**Exercise details**
Report how many lines of the entries below contain the word "Prezimena", and nothing more.

**Given data**
=====

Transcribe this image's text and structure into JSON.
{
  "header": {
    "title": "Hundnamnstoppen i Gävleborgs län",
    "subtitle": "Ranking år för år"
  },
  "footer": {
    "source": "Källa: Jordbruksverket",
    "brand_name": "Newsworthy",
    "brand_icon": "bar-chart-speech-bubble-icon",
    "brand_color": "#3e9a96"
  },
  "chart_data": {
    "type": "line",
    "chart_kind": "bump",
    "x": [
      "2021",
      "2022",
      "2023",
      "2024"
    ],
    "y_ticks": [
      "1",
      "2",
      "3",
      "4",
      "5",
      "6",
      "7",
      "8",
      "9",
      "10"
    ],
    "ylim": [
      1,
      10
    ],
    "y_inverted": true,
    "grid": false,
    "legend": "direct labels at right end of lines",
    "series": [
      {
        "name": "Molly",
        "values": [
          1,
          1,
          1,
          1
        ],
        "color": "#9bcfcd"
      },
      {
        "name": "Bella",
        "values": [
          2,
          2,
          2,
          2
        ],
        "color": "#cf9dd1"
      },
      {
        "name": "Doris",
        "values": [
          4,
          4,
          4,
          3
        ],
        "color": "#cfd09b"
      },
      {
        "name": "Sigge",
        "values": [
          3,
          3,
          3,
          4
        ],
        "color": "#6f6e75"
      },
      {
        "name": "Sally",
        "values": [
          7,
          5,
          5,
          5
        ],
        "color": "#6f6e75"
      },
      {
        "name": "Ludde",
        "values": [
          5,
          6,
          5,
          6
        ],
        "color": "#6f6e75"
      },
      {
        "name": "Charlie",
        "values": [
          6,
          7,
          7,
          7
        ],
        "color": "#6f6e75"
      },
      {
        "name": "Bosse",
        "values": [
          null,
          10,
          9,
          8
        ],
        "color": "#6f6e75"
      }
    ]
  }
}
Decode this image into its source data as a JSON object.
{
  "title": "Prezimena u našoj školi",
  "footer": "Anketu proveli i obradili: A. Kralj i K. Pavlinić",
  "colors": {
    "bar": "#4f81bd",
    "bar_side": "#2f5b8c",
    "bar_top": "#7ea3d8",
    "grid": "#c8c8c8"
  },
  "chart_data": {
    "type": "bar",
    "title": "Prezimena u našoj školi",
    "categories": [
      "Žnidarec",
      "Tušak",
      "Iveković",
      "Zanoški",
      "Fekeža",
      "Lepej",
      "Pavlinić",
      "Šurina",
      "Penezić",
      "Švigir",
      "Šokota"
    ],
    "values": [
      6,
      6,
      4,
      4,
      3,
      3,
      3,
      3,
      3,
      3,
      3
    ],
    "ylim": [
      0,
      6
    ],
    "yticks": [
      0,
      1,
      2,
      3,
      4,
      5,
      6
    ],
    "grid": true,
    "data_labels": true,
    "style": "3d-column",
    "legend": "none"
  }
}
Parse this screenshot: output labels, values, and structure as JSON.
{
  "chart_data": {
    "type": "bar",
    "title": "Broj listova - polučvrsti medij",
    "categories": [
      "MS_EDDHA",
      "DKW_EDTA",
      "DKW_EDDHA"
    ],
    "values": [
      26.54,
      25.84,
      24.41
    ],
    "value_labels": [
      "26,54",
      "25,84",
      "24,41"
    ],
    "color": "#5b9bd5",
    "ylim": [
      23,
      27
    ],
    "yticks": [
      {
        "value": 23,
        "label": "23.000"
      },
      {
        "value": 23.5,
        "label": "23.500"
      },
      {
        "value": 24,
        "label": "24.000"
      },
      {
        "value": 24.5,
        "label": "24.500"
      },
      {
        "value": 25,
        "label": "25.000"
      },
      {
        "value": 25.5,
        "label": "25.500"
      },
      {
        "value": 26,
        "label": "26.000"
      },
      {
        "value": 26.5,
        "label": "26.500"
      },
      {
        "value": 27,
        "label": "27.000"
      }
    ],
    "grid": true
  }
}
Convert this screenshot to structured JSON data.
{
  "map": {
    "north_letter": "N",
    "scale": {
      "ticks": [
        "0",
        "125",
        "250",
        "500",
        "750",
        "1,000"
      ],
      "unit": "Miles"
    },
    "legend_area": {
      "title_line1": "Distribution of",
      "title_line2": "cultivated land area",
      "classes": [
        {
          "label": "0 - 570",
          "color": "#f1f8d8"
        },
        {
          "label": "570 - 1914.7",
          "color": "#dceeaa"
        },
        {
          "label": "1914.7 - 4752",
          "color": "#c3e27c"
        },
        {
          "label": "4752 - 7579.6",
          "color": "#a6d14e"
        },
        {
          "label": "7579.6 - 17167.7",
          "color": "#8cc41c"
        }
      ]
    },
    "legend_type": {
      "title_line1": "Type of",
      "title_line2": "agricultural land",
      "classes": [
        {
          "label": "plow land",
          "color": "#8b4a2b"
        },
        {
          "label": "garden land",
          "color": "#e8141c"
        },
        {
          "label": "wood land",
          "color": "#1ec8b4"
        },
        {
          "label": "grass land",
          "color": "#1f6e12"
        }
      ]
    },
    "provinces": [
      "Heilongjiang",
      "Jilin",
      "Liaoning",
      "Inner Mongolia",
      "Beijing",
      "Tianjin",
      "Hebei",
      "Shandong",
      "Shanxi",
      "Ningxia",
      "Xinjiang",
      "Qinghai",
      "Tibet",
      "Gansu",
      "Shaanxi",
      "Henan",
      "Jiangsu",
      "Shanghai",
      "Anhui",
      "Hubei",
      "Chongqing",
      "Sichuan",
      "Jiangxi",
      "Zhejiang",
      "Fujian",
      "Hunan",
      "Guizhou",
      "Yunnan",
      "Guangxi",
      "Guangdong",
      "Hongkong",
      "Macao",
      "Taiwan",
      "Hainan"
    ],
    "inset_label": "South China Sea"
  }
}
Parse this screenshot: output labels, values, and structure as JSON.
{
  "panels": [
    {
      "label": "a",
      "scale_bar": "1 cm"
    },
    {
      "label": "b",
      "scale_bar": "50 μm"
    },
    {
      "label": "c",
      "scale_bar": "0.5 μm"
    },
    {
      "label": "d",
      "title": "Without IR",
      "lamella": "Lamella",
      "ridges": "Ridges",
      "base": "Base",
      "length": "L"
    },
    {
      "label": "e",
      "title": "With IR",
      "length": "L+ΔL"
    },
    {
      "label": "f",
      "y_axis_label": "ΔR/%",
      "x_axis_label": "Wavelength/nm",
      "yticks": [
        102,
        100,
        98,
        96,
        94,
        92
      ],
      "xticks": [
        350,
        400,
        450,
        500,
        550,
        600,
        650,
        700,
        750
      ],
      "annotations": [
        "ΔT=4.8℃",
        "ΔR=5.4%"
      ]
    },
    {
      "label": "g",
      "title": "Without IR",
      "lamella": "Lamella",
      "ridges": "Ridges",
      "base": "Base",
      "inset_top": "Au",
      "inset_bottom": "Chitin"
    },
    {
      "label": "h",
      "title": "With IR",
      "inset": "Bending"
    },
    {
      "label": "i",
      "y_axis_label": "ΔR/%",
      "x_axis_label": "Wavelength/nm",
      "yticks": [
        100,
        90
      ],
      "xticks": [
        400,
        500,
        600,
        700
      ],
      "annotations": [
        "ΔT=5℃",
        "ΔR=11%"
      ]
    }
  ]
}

=====

**Result for this exercise**
2